* BEGIN *

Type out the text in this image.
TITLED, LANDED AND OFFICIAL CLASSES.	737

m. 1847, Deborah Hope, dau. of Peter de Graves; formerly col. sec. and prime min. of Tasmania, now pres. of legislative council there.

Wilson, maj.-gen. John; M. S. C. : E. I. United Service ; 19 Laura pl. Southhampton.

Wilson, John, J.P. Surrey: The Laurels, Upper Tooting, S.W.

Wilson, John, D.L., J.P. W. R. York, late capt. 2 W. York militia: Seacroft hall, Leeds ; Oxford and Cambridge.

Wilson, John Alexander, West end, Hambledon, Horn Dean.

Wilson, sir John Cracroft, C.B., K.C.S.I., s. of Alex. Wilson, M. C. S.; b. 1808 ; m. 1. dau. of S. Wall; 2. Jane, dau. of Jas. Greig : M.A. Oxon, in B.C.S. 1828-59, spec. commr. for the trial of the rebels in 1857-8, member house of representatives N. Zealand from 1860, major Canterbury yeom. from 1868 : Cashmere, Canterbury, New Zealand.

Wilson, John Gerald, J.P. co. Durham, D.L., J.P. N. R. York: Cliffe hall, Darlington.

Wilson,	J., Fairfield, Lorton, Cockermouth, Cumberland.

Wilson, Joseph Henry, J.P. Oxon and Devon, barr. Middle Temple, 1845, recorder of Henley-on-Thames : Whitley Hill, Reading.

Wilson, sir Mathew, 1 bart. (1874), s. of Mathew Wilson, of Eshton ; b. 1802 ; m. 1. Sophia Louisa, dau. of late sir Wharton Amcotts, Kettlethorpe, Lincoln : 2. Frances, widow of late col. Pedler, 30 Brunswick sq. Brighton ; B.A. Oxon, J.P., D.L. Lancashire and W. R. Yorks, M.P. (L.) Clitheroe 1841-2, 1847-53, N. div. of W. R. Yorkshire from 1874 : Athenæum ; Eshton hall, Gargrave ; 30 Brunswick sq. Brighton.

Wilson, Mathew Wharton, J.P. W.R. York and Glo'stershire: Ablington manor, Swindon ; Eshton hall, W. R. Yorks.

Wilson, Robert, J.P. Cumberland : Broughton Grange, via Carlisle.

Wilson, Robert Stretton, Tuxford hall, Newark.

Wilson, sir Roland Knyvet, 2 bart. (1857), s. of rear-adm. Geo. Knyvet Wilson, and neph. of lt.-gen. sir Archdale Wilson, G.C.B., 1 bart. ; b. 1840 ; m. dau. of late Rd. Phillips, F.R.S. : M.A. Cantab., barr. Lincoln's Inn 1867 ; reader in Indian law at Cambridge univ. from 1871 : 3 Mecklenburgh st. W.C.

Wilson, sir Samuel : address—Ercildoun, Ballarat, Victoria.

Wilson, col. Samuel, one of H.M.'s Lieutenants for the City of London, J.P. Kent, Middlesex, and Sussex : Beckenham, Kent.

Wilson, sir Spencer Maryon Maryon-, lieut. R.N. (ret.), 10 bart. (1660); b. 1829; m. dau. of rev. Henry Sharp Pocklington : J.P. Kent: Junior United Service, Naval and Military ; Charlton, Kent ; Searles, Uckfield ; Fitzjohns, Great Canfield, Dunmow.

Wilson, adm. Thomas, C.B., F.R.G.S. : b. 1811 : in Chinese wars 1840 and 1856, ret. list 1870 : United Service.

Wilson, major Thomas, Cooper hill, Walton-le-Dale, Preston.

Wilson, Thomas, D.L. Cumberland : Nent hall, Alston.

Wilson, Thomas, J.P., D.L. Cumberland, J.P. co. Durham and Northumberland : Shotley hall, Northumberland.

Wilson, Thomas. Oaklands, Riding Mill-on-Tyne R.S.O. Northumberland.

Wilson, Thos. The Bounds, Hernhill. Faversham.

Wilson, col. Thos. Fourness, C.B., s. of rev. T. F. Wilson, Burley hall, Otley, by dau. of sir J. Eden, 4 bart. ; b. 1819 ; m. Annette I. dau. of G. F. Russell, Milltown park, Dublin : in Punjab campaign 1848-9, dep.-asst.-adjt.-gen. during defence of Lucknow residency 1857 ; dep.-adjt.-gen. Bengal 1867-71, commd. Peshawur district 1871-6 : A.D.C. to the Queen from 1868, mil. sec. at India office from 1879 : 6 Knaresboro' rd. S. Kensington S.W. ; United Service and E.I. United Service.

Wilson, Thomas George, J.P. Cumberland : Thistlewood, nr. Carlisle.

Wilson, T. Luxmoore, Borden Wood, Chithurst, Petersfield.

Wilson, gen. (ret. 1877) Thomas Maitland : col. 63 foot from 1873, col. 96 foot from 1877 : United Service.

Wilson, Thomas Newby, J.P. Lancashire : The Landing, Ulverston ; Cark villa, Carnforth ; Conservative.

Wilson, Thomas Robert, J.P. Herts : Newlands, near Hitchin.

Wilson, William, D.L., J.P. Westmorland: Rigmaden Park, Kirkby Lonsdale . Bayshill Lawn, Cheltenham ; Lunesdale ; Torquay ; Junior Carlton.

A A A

* END *

-- SHORT PROBLEM --
Give only the number of lines in the records that include the word "Service".

-- EXERCISE ANSWER --
5